If we scrutinise the Point Piper plan, we can see why. This legislation before the chamber introduces a few things that are very noteworthy and worrying. One of the key changes to school funding under the Point Piper plan is that Commonwealth funding will transition over 10 years to a flat 20 per cent of the Schooling Resource Standard to all government schools and 80 per cent of SRS to all non-government schools. So the Liberal Party has walked away from sector-blind funding. The Liberal Party has walked away from needs based funding. The Liberal Party has walked away from delivering the best opportunity for every child in every school. Going back to that cartoon that Minister Fletcher would not would let me table, and the crates, it is not fair or equitable to give each school a crate. Some schools need more crates and some schools need fewer. Schools need to be provided with the resources they need to give every child the best opportunity to succeed. That is not always equal, but it is fair.
Another change to the school funding model under the Point Piper plan is about so-called side deals. Under the current scheme, the minister can determine an SRS score for a group of schools, for example, the Queensland Catholics. This bill removes that ability but instead—wait for it—will allow the minister to determine the SRS score for each individual, non-government school. This Point Piper plan allows for 9,414 deals and rising, so do not lecture about the 24 deals that the Gillard Labor government secured. We get lectured about the 27—I should point out there are six states and two territories, each with three systems. That is 24, as far as my maths works out, not 27. You, opposite, are just making up numbers.
▬▬▬▬▬▬
Job 1 - Translate this sentence from the school funding speech into Spanish: "The Liberal Party has walked away from needs based funding."
Job 2 - Repeat word for word the passage of the school funding speech from "Another change to" up to and including "making up numbers.".
The records play no part in this work.
▬▬▬▬▬▬
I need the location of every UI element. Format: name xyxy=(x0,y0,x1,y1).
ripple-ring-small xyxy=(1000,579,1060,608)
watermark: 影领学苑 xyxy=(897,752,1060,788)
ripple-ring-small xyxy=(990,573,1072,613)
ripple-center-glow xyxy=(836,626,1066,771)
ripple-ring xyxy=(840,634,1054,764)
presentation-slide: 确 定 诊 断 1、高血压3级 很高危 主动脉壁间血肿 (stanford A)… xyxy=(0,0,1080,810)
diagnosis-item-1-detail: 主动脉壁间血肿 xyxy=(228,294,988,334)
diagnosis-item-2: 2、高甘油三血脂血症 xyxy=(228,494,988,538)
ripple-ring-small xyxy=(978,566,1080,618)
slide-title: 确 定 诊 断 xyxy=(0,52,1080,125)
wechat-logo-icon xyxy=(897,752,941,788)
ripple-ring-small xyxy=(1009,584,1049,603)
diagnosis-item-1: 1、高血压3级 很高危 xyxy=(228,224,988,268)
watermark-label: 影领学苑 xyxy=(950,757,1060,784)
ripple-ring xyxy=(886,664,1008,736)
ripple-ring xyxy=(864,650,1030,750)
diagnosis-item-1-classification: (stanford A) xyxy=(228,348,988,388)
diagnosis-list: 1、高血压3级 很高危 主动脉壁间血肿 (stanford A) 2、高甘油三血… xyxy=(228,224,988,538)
▬▬▬▬▬▬
Correct output 1 - El Partido Liberal ha abandonado la financiación basada en las necesidades.

Correct output 2 -
Another change to the school funding model under the Point Piper plan is about so-called side deals. Under the current scheme, the minister can determine an SRS score for a group of schools, for example, the Queensland Catholics. This bill removes that ability but instead—wait for it—will allow the minister to determine the SRS score for each individual, non-government school. This Point Piper plan allows for 9,414 deals and rising, so do not lecture about the 24 deals that the Gillard Labor government secured. We get lectured about the 27—I should point out there are six states and two territories, each with three systems. That is 24, as far as my maths works out, not 27. You, opposite, are just making up numbers.